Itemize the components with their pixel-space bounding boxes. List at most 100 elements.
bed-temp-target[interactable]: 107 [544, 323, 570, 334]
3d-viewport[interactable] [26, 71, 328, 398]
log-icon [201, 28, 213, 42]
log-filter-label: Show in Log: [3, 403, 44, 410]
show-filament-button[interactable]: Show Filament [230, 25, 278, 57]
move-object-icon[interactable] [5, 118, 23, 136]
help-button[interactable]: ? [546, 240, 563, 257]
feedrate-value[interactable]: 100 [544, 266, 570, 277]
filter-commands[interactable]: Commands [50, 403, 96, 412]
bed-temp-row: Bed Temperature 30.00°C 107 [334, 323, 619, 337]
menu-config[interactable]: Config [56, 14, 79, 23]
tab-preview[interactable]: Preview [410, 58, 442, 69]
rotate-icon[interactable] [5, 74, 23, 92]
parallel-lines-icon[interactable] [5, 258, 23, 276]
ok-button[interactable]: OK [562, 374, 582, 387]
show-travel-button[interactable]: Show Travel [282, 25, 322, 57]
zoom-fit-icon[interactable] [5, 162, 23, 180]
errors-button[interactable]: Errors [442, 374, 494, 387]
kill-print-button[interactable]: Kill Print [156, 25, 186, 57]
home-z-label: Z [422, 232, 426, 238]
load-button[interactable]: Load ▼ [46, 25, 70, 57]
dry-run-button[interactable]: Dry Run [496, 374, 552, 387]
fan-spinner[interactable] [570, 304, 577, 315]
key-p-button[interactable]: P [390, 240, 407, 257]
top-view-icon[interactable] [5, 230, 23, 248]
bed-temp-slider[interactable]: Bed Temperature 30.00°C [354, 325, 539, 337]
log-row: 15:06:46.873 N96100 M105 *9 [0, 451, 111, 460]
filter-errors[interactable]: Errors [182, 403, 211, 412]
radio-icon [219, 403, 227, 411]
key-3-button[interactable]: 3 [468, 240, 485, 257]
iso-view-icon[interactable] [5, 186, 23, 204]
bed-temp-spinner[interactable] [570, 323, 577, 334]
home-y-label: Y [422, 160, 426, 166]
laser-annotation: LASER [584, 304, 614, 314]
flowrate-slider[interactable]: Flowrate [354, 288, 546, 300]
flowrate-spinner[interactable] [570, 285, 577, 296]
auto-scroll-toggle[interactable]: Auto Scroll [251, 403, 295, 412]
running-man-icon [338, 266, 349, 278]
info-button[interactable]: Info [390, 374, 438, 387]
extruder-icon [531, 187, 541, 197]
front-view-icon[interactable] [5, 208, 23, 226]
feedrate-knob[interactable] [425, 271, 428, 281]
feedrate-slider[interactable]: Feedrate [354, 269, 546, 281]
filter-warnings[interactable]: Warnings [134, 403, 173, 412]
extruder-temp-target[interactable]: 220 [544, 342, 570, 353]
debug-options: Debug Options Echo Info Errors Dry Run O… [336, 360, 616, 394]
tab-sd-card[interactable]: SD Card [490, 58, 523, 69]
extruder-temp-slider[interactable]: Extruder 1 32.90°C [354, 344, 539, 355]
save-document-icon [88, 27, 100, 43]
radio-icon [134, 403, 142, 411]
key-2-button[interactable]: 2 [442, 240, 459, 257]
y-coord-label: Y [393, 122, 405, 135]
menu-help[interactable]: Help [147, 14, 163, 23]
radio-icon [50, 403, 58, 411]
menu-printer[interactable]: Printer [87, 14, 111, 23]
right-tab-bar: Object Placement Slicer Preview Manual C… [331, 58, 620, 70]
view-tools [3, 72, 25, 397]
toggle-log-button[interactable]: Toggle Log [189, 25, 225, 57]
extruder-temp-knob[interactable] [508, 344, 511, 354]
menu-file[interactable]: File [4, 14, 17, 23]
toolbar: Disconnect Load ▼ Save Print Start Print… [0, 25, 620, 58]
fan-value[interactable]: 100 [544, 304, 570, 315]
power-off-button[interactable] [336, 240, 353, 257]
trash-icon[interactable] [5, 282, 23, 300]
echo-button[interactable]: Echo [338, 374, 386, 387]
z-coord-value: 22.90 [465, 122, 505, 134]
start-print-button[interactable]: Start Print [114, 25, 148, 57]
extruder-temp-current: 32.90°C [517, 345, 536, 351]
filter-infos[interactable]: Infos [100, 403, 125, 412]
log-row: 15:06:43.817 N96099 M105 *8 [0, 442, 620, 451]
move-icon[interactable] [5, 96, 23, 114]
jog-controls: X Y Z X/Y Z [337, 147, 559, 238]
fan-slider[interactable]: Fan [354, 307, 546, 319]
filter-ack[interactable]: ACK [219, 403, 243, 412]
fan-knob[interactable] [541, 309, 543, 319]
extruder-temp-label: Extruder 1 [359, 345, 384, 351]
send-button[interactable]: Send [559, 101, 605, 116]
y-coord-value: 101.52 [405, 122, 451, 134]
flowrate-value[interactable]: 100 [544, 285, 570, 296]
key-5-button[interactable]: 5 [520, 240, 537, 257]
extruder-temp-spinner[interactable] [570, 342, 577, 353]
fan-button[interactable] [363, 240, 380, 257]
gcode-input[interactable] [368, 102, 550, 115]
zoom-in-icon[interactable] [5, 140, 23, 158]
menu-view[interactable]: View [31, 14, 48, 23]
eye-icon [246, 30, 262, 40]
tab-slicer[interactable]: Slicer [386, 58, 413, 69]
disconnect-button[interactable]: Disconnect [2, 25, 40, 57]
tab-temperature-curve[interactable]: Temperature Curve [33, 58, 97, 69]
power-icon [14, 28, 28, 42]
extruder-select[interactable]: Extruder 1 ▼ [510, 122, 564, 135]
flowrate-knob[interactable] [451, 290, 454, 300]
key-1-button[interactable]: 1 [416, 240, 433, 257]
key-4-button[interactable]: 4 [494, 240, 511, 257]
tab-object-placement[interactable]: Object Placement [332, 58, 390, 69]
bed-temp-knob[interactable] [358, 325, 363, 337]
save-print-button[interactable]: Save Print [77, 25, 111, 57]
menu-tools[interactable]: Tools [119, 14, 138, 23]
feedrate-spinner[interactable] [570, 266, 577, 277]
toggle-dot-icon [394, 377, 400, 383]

───

§ **GIVEN INSTRUCTION**
Collect every line of the material above that contains the string "slider". Case counts.

§ **THE COMPLETED TASK**
bed-temp-slider[interactable]: Bed Temperature 30.00°C [354, 325, 539, 337]
flowrate-slider[interactable]: Flowrate [354, 288, 546, 300]
feedrate-slider[interactable]: Feedrate [354, 269, 546, 281]
extruder-temp-slider[interactable]: Extruder 1 32.90°C [354, 344, 539, 355]
fan-slider[interactable]: Fan [354, 307, 546, 319]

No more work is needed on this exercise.